▶ _Your task_: Transcribe the material below exactly as it appears.

▶ _Exercise material_:
Begin

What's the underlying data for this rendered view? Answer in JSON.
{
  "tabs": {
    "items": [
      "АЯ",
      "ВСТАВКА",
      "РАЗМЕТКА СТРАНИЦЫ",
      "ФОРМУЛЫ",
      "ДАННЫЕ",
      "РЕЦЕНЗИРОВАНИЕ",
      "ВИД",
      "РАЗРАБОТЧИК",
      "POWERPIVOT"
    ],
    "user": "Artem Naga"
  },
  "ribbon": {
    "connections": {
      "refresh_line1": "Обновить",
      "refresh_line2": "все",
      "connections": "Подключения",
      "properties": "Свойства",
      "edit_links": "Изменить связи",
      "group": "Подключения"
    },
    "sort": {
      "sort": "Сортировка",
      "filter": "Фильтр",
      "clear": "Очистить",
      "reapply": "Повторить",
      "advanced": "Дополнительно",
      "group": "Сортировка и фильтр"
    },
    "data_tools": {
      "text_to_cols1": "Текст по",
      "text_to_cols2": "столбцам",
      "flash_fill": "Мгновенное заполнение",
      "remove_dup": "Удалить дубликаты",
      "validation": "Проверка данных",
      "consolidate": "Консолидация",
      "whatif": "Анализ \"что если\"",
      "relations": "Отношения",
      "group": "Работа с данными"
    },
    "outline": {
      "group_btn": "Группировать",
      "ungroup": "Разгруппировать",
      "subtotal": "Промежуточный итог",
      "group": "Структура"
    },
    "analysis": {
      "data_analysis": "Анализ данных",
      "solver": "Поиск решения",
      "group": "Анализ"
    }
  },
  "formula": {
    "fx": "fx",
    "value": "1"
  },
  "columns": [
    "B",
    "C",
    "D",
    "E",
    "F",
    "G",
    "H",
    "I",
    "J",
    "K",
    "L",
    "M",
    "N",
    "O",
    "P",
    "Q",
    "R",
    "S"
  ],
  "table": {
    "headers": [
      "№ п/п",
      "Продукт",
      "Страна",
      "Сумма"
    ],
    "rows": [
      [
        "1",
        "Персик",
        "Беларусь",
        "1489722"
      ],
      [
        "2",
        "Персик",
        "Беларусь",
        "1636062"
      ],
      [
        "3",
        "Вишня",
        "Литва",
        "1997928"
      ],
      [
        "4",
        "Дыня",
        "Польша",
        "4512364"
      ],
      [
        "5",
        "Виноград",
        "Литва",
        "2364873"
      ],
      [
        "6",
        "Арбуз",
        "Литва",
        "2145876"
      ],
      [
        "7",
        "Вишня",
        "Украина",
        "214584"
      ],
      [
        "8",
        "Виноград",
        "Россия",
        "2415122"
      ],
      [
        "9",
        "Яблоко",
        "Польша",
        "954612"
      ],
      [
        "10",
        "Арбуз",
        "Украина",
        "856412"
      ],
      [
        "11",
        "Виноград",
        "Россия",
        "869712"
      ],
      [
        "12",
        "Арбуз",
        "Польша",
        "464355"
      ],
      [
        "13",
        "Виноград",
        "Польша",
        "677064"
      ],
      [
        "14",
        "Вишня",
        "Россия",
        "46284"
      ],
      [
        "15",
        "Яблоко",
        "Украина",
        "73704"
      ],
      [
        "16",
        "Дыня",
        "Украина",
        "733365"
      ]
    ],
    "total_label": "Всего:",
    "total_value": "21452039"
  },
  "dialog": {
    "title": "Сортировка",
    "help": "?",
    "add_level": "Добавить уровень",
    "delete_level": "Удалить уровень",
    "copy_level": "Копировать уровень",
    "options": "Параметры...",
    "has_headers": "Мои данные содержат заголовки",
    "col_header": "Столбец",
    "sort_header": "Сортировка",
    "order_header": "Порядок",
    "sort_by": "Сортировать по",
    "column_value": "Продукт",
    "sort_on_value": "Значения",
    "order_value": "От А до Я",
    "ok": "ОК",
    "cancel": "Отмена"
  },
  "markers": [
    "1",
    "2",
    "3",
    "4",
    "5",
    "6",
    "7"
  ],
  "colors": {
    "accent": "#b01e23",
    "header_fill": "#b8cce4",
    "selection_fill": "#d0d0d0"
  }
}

End

▶ _Solution to this problem_:
What's the underlying data for this rendered view? Answer in JSON.
{
  "tabs": {
    "items": [
      "АЯ",
      "ВСТАВКА",
      "РАЗМЕТКА СТРАНИЦЫ",
      "ФОРМУЛЫ",
      "ДАННЫЕ",
      "РЕЦЕНЗИРОВАНИЕ",
      "ВИД",
      "РАЗРАБОТЧИК",
      "POWERPIVOT"
    ],
    "user": "Artem Naga"
  },
  "ribbon": {
    "connections": {
      "refresh_line1": "Обновить",
      "refresh_line2": "все",
      "connections": "Подключения",
      "properties": "Свойства",
      "edit_links": "Изменить связи",
      "group": "Подключения"
    },
    "sort": {
      "sort": "Сортировка",
      "filter": "Фильтр",
      "clear": "Очистить",
      "reapply": "Повторить",
      "advanced": "Дополнительно",
      "group": "Сортировка и фильтр"
    },
    "data_tools": {
      "text_to_cols1": "Текст по",
      "text_to_cols2": "столбцам",
      "flash_fill": "Мгновенное заполнение",
      "remove_dup": "Удалить дубликаты",
      "validation": "Проверка данных",
      "consolidate": "Консолидация",
      "whatif": "Анализ \"что если\"",
      "relations": "Отношения",
      "group": "Работа с данными"
    },
    "outline": {
      "group_btn": "Группировать",
      "ungroup": "Разгруппировать",
      "subtotal": "Промежуточный итог",
      "group": "Структура"
    },
    "analysis": {
      "data_analysis": "Анализ данных",
      "solver": "Поиск решения",
      "group": "Анализ"
    }
  },
  "formula": {
    "fx": "fx",
    "value": "1"
  },
  "columns": [
    "B",
    "C",
    "D",
    "E",
    "F",
    "G",
    "H",
    "I",
    "J",
    "K",
    "L",
    "M",
    "N",
    "O",
    "P",
    "Q",
    "R",
    "S"
  ],
  "table": {
    "headers": [
      "№ п/п",
      "Продукт",
      "Страна",
      "Сумма"
    ],
    "rows": [
      [
        "1",
        "Персик",
        "Беларусь",
        "1489722"
      ],
      [
        "2",
        "Персик",
        "Беларусь",
        "1636062"
      ],
      [
        "3",
        "Вишня",
        "Литва",
        "1997928"
      ],
      [
        "4",
        "Дыня",
        "Польша",
        "4512364"
      ],
      [
        "5",
        "Виноград",
        "Литва",
        "2364873"
      ],
      [
        "6",
        "Арбуз",
        "Литва",
        "2145876"
      ],
      [
        "7",
        "Вишня",
        "Украина",
        "214584"
      ],
      [
        "8",
        "Виноград",
        "Россия",
        "2415122"
      ],
      [
        "9",
        "Яблоко",
        "Польша",
        "954612"
      ],
      [
        "10",
        "Арбуз",
        "Украина",
        "856412"
      ],
      [
        "11",
        "Виноград",
        "Россия",
        "869712"
      ],
      [
        "12",
        "Арбуз",
        "Польша",
        "464355"
      ],
      [
        "13",
        "Виноград",
        "Польша",
        "677064"
      ],
      [
        "14",
        "Вишня",
        "Россия",
        "46284"
      ],
      [
        "15",
        "Яблоко",
        "Украина",
        "73704"
      ],
      [
        "16",
        "Дыня",
        "Украина",
        "733365"
      ]
    ],
    "total_label": "Всего:",
    "total_value": "21452039"
  },
  "dialog": {
    "title": "Сортировка",
    "help": "?",
    "add_level": "Добавить уровень",
    "delete_level": "Удалить уровень",
    "copy_level": "Копировать уровень",
    "options": "Параметры...",
    "has_headers": "Мои данные содержат заголовки",
    "col_header": "Столбец",
    "sort_header": "Сортировка",
    "order_header": "Порядок",
    "sort_by": "Сортировать по",
    "column_value": "Продукт",
    "sort_on_value": "Значения",
    "order_value": "От А до Я",
    "ok": "ОК",
    "cancel": "Отмена"
  },
  "markers": [
    "1",
    "2",
    "3",
    "4",
    "5",
    "6",
    "7"
  ],
  "colors": {
    "accent": "#b01e23",
    "header_fill": "#b8cce4",
    "selection_fill": "#d0d0d0"
  }
}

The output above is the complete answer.